[Data entries]
────
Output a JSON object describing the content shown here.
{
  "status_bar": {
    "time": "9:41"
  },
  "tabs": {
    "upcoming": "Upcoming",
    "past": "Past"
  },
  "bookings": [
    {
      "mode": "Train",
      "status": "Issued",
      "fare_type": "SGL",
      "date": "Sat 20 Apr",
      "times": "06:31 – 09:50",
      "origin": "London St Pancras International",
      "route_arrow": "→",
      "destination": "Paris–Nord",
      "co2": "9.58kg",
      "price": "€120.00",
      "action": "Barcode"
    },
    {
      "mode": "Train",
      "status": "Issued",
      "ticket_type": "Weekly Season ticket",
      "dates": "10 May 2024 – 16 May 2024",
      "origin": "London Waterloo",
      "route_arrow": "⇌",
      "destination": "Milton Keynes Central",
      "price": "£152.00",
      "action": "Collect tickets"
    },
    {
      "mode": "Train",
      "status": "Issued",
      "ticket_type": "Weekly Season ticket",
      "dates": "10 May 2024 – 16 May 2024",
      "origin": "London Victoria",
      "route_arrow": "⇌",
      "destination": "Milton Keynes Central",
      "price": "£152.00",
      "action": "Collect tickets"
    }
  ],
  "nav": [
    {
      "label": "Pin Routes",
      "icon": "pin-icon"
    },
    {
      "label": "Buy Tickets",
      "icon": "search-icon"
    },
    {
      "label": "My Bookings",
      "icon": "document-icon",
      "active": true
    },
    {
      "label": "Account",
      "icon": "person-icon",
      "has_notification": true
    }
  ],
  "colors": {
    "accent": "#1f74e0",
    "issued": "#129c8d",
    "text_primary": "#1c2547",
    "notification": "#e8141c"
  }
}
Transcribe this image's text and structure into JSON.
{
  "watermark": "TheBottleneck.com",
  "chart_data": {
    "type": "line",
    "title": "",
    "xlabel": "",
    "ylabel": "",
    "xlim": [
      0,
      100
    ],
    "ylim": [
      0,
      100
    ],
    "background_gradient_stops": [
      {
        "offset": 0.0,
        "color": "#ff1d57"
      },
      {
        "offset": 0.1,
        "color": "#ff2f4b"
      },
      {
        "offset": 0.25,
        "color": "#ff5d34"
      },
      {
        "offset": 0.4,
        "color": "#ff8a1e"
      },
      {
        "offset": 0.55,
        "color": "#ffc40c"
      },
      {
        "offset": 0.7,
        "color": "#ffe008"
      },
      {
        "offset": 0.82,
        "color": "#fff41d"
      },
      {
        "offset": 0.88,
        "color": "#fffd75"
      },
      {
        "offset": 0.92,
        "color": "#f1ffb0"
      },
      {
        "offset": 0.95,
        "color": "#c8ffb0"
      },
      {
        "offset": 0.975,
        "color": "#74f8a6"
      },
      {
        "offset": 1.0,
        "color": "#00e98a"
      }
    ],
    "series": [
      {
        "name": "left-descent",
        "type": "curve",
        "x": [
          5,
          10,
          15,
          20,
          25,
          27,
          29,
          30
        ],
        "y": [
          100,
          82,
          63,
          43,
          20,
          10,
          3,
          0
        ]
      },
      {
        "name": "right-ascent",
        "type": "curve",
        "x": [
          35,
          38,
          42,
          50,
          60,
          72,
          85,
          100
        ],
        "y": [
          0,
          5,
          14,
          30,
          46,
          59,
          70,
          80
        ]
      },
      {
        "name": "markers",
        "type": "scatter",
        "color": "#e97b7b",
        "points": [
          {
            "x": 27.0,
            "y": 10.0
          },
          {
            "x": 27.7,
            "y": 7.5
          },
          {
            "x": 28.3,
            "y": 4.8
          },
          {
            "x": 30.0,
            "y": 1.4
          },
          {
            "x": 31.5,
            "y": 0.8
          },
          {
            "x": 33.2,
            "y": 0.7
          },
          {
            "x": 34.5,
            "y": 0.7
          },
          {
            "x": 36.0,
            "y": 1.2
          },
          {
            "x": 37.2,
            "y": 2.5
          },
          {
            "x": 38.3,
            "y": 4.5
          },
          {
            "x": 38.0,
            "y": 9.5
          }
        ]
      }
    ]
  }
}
────
Which lines contain "offset"? Copy each of them.

        "offset": 0.0,
        "offset": 0.1,
        "offset": 0.25,
        "offset": 0.4,
        "offset": 0.55,
        "offset": 0.7,
        "offset": 0.82,
        "offset": 0.88,
        "offset": 0.92,
        "offset": 0.95,
        "offset": 0.975,
        "offset": 1.0,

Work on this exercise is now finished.